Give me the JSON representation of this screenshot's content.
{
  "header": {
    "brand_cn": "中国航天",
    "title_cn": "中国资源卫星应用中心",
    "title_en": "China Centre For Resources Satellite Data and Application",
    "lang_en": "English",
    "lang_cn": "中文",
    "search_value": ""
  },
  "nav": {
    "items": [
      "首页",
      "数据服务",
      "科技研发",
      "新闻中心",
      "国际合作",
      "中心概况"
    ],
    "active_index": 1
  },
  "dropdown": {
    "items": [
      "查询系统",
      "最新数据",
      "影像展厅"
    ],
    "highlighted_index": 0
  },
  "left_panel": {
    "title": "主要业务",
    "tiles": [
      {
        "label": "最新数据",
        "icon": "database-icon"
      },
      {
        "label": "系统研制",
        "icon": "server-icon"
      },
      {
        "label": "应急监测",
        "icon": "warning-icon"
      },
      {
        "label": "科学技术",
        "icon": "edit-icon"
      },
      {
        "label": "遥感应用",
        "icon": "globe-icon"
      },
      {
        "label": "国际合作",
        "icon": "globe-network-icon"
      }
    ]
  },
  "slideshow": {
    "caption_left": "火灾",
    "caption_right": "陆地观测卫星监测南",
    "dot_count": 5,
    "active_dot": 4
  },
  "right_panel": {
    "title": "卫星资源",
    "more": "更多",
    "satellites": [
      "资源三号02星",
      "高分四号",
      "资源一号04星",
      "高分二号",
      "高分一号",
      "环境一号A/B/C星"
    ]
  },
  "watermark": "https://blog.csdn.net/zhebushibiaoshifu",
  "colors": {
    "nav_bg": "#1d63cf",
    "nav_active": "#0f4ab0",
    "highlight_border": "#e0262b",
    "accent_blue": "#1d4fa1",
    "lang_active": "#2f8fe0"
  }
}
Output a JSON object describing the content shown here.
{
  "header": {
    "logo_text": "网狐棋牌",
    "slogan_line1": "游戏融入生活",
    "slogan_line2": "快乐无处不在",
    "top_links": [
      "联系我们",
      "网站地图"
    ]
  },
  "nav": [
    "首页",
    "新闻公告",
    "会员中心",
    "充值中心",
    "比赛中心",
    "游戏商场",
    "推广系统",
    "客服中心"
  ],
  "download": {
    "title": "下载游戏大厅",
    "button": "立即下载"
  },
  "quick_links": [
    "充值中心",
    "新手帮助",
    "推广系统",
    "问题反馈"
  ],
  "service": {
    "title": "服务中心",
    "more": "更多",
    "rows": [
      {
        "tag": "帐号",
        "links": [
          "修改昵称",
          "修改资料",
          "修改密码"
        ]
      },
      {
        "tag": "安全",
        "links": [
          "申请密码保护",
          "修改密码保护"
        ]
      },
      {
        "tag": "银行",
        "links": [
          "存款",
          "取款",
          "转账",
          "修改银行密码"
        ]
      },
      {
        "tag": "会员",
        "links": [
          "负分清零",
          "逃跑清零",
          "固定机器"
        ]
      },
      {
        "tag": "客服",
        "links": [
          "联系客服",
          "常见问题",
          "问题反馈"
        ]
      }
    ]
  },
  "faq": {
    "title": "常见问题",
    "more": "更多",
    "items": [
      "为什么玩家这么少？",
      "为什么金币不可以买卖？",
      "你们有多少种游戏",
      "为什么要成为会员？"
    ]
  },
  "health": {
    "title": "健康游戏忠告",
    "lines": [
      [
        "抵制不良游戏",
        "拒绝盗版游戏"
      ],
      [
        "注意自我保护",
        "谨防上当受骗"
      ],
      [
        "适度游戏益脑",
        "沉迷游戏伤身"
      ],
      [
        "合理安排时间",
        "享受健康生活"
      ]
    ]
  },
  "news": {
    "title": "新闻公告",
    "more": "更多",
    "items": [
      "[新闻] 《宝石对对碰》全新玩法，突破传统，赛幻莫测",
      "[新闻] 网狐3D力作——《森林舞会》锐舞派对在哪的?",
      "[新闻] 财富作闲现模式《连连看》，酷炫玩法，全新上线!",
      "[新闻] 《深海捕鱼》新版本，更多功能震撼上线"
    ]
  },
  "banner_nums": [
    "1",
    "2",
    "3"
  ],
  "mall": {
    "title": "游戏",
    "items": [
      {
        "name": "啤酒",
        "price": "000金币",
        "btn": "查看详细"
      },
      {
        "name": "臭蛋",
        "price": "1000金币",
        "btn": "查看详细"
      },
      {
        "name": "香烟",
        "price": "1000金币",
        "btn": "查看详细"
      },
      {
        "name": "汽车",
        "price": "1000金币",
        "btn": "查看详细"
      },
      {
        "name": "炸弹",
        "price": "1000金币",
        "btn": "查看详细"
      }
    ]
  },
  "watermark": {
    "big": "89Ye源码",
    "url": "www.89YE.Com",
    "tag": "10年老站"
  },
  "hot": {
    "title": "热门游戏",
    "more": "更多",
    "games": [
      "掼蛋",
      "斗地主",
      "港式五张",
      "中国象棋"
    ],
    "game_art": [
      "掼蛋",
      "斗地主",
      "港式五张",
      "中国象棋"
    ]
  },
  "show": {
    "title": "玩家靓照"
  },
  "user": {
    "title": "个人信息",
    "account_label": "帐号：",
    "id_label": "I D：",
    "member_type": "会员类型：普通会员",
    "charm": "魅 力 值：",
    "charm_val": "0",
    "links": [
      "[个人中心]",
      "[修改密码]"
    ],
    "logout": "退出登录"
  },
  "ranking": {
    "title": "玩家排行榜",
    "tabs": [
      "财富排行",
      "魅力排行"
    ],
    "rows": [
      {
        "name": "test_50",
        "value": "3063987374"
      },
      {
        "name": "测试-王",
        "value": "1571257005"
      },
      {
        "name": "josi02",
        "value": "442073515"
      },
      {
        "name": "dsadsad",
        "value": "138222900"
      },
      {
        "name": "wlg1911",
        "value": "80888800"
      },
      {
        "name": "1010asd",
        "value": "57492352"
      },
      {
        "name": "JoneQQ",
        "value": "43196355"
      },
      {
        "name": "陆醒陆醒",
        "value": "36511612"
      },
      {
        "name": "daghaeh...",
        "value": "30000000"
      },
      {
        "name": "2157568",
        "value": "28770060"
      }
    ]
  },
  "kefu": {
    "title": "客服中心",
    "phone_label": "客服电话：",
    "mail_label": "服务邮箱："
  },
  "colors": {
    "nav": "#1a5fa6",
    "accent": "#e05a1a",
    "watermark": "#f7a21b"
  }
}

■ **What this task involves**
Look through the data and gather every line with the string "content" in it.

■ **Response to this exercise**
Give me the JSON representation of this screenshot's content.
Output a JSON object describing the content shown here.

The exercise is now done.